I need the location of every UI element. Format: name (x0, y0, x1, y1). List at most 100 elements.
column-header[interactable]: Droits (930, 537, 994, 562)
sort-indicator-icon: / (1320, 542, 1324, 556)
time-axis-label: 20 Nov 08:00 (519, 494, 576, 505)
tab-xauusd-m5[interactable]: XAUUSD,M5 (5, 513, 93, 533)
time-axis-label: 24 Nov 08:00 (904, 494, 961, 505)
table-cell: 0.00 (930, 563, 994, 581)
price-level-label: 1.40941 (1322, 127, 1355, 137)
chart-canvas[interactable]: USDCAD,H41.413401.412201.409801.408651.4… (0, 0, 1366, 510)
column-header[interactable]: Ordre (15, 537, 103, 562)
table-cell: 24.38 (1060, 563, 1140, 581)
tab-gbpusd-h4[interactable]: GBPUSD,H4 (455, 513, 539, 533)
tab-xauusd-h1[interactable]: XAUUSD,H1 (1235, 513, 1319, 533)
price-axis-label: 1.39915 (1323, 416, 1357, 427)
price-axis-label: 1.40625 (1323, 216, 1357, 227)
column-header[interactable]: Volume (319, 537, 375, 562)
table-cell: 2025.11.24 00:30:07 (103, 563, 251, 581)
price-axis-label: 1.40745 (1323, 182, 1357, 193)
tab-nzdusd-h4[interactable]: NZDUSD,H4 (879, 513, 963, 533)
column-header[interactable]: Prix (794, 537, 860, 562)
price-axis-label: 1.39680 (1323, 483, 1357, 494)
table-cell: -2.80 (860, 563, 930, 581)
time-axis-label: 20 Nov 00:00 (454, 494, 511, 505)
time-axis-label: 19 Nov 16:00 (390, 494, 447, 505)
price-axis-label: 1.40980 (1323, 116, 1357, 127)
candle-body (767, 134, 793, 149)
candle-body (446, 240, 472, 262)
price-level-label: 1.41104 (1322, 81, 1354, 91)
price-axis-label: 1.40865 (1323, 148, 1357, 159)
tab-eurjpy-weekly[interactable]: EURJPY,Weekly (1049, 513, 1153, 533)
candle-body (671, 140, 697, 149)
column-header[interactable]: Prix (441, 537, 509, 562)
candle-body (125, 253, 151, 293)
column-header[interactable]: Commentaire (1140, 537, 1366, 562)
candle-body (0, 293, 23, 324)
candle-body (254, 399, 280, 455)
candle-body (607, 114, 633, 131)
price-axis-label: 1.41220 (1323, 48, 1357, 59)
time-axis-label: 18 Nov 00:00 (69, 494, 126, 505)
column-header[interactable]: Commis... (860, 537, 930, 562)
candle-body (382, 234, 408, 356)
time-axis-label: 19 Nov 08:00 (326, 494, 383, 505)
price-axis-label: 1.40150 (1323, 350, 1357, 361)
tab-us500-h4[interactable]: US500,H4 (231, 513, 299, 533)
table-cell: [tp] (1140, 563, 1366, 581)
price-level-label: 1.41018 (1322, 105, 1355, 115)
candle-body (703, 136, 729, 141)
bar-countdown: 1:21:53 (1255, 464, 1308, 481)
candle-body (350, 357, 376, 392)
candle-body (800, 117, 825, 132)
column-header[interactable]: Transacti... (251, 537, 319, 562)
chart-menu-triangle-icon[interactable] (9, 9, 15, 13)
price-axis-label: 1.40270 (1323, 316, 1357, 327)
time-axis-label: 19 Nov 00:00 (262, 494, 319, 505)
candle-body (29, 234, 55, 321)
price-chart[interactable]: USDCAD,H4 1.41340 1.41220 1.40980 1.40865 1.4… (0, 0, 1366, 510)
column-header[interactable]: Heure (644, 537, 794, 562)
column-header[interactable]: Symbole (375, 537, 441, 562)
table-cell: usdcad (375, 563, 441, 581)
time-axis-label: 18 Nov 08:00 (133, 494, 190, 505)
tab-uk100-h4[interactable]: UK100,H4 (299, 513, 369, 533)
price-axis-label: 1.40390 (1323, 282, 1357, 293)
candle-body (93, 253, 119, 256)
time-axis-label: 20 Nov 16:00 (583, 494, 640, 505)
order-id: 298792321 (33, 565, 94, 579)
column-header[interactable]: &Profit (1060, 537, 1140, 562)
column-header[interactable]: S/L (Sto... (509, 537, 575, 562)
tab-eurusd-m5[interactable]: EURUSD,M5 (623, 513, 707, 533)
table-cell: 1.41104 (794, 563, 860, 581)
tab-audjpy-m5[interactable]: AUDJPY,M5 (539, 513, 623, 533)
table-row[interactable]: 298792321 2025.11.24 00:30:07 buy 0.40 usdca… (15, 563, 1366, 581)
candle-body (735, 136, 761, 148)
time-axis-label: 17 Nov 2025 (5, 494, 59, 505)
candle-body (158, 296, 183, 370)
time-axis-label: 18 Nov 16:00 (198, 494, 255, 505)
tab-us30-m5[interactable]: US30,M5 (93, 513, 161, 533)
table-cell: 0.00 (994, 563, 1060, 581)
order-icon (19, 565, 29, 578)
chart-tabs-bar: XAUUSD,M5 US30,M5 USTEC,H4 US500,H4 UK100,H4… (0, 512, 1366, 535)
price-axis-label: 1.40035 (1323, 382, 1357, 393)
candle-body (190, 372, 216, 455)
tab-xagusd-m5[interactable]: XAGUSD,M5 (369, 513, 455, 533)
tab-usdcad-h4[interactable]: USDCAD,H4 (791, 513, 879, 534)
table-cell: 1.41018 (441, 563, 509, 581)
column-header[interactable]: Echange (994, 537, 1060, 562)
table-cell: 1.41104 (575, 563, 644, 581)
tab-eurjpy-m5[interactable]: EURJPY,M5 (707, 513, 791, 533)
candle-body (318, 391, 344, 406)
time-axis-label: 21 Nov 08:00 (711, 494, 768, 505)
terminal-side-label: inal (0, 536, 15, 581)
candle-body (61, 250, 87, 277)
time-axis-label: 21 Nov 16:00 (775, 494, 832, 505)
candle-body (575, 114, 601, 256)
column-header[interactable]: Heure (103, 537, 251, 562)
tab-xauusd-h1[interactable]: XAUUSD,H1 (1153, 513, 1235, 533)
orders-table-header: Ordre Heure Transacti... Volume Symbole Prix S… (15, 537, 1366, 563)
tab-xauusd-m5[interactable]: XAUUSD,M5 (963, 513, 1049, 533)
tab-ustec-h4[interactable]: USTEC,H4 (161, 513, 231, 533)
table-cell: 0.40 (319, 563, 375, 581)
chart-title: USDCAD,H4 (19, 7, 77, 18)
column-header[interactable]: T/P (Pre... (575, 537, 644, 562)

***

Goal: Can you format every line of the entries above as a JSON list of strings, one string per line, with blank lines left out?

Complete answer:
[
  "I need the location of every UI element. Format: name (x0, y0, x1, y1). List at most 100 elements.",
  "column-header[interactable]: Droits (930, 537, 994, 562)",
  "sort-indicator-icon: / (1320, 542, 1324, 556)",
  "time-axis-label: 20 Nov 08:00 (519, 494, 576, 505)",
  "tab-xauusd-m5[interactable]: XAUUSD,M5 (5, 513, 93, 533)",
  "time-axis-label: 24 Nov 08:00 (904, 494, 961, 505)",
  "table-cell: 0.00 (930, 563, 994, 581)",
  "price-level-label: 1.40941 (1322, 127, 1355, 137)",
  "chart-canvas[interactable]: USDCAD,H41.413401.412201.409801.408651.4… (0, 0, 1366, 510)",
  "column-header[interactable]: Ordre (15, 537, 103, 562)",
  "table-cell: 24.38 (1060, 563, 1140, 581)",
  "tab-gbpusd-h4[interactable]: GBPUSD,H4 (455, 513, 539, 533)",
  "tab-xauusd-h1[interactable]: XAUUSD,H1 (1235, 513, 1319, 533)",
  "price-axis-label: 1.39915 (1323, 416, 1357, 427)",
  "price-axis-label: 1.40625 (1323, 216, 1357, 227)",
  "column-header[interactable]: Volume (319, 537, 375, 562)",
  "table-cell: 2025.11.24 00:30:07 (103, 563, 251, 581)",
  "price-axis-label: 1.40745 (1323, 182, 1357, 193)",
  "tab-nzdusd-h4[interactable]: NZDUSD,H4 (879, 513, 963, 533)",
  "column-header[interactable]: Prix (794, 537, 860, 562)",
  "price-axis-label: 1.39680 (1323, 483, 1357, 494)",
  "table-cell: -2.80 (860, 563, 930, 581)",
  "time-axis-label: 20 Nov 00:00 (454, 494, 511, 505)",
  "time-axis-label: 19 Nov 16:00 (390, 494, 447, 505)",
  "price-axis-label: 1.40980 (1323, 116, 1357, 127)",
  "candle-body (767, 134, 793, 149)",
  "candle-body (446, 240, 472, 262)",
  "price-level-label: 1.41104 (1322, 81, 1354, 91)",
  "price-axis-label: 1.40865 (1323, 148, 1357, 159)",
  "tab-eurjpy-weekly[interactable]: EURJPY,Weekly (1049, 513, 1153, 533)",
  "candle-body (671, 140, 697, 149)",
  "column-header[interactable]: Prix (441, 537, 509, 562)",
  "candle-body (125, 253, 151, 293)",
  "column-header[interactable]: Commentaire (1140, 537, 1366, 562)",
  "candle-body (0, 293, 23, 324)",
  "candle-body (254, 399, 280, 455)",
  "candle-body (607, 114, 633, 131)",
  "price-axis-label: 1.41220 (1323, 48, 1357, 59)",
  "time-axis-label: 18 Nov 00:00 (69, 494, 126, 505)",
  "column-header[interactable]: Commis... (860, 537, 930, 562)",
  "candle-body (382, 234, 408, 356)",
  "time-axis-label: 19 Nov 08:00 (326, 494, 383, 505)",
  "price-axis-label: 1.40150 (1323, 350, 1357, 361)",
  "tab-us500-h4[interactable]: US500,H4 (231, 513, 299, 533)",
  "table-cell: [tp] (1140, 563, 1366, 581)",
  "price-level-label: 1.41018 (1322, 105, 1355, 115)",
  "candle-body (703, 136, 729, 141)",
  "bar-countdown: 1:21:53 (1255, 464, 1308, 481)",
  "candle-body (350, 357, 376, 392)",
  "candle-body (800, 117, 825, 132)",
  "column-header[interactable]: Transacti... (251, 537, 319, 562)",
  "chart-menu-triangle-icon[interactable] (9, 9, 15, 13)",
  "price-axis-label: 1.40270 (1323, 316, 1357, 327)",
  "time-axis-label: 19 Nov 00:00 (262, 494, 319, 505)",
  "candle-body (29, 234, 55, 321)",
  "price-chart[interactable]: USDCAD,H4 1.41340 1.41220 1.40980 1.40865 1.4… (0, 0, 1366, 510)",
  "column-header[interactable]: Heure (644, 537, 794, 562)",
  "column-header[interactable]: Symbole (375, 537, 441, 562)",
  "table-cell: usdcad (375, 563, 441, 581)",
  "time-axis-label: 18 Nov 08:00 (133, 494, 190, 505)",
  "tab-uk100-h4[interactable]: UK100,H4 (299, 513, 369, 533)",
  "price-axis-label: 1.40390 (1323, 282, 1357, 293)",
  "candle-body (93, 253, 119, 256)",
  "time-axis-label: 20 Nov 16:00 (583, 494, 640, 505)",
  "order-id: 298792321 (33, 565, 94, 579)",
  "column-header[interactable]: &Profit (1060, 537, 1140, 562)",
  "column-header[interactable]: S/L (Sto... (509, 537, 575, 562)",
  "tab-eurusd-m5[interactable]: EURUSD,M5 (623, 513, 707, 533)",
  "table-cell: 1.41104 (794, 563, 860, 581)",
  "tab-audjpy-m5[interactable]: AUDJPY,M5 (539, 513, 623, 533)",
  "table-row[interactable]: 298792321 2025.11.24 00:30:07 buy 0.40 usdca… (15, 563, 1366, 581)",
  "candle-body (735, 136, 761, 148)",
  "time-axis-label: 17 Nov 2025 (5, 494, 59, 505)",
  "candle-body (158, 296, 183, 370)",
  "time-axis-label: 18 Nov 16:00 (198, 494, 255, 505)",
  "tab-us30-m5[interactable]: US30,M5 (93, 513, 161, 533)",
  "table-cell: 0.00 (994, 563, 1060, 581)",
  "order-icon (19, 565, 29, 578)",
  "chart-tabs-bar: XAUUSD,M5 US30,M5 USTEC,H4 US500,H4 UK100,H4… (0, 512, 1366, 535)",
  "price-axis-label: 1.40035 (1323, 382, 1357, 393)",
  "candle-body (190, 372, 216, 455)",
  "tab-xagusd-m5[interactable]: XAGUSD,M5 (369, 513, 455, 533)",
  "tab-usdcad-h4[interactable]: USDCAD,H4 (791, 513, 879, 534)",
  "table-cell: 1.41018 (441, 563, 509, 581)",
  "column-header[interactable]: Echange (994, 537, 1060, 562)",
  "table-cell: 1.41104 (575, 563, 644, 581)",
  "tab-eurjpy-m5[interactable]: EURJPY,M5 (707, 513, 791, 533)",
  "candle-body (318, 391, 344, 406)",
  "time-axis-label: 21 Nov 08:00 (711, 494, 768, 505)",
  "terminal-side-label: inal (0, 536, 15, 581)",
  "candle-body (61, 250, 87, 277)",
  "time-axis-label: 21 Nov 16:00 (775, 494, 832, 505)",
  "candle-body (575, 114, 601, 256)",
  "column-header[interactable]: Heure (103, 537, 251, 562)",
  "tab-xauusd-h1[interactable]: XAUUSD,H1 (1153, 513, 1235, 533)",
  "orders-table-header: Ordre Heure Transacti... Volume Symbole Prix S… (15, 537, 1366, 563)",
  "tab-xauusd-m5[interactable]: XAUUSD,M5 (963, 513, 1049, 533)",
  "tab-ustec-h4[interactable]: USTEC,H4 (161, 513, 231, 533)",
  "table-cell: 0.40 (319, 563, 375, 581)",
  "chart-title: USDCAD,H4 (19, 7, 77, 18)",
  "column-header[interactable]: T/P (Pre... (575, 537, 644, 562)"
]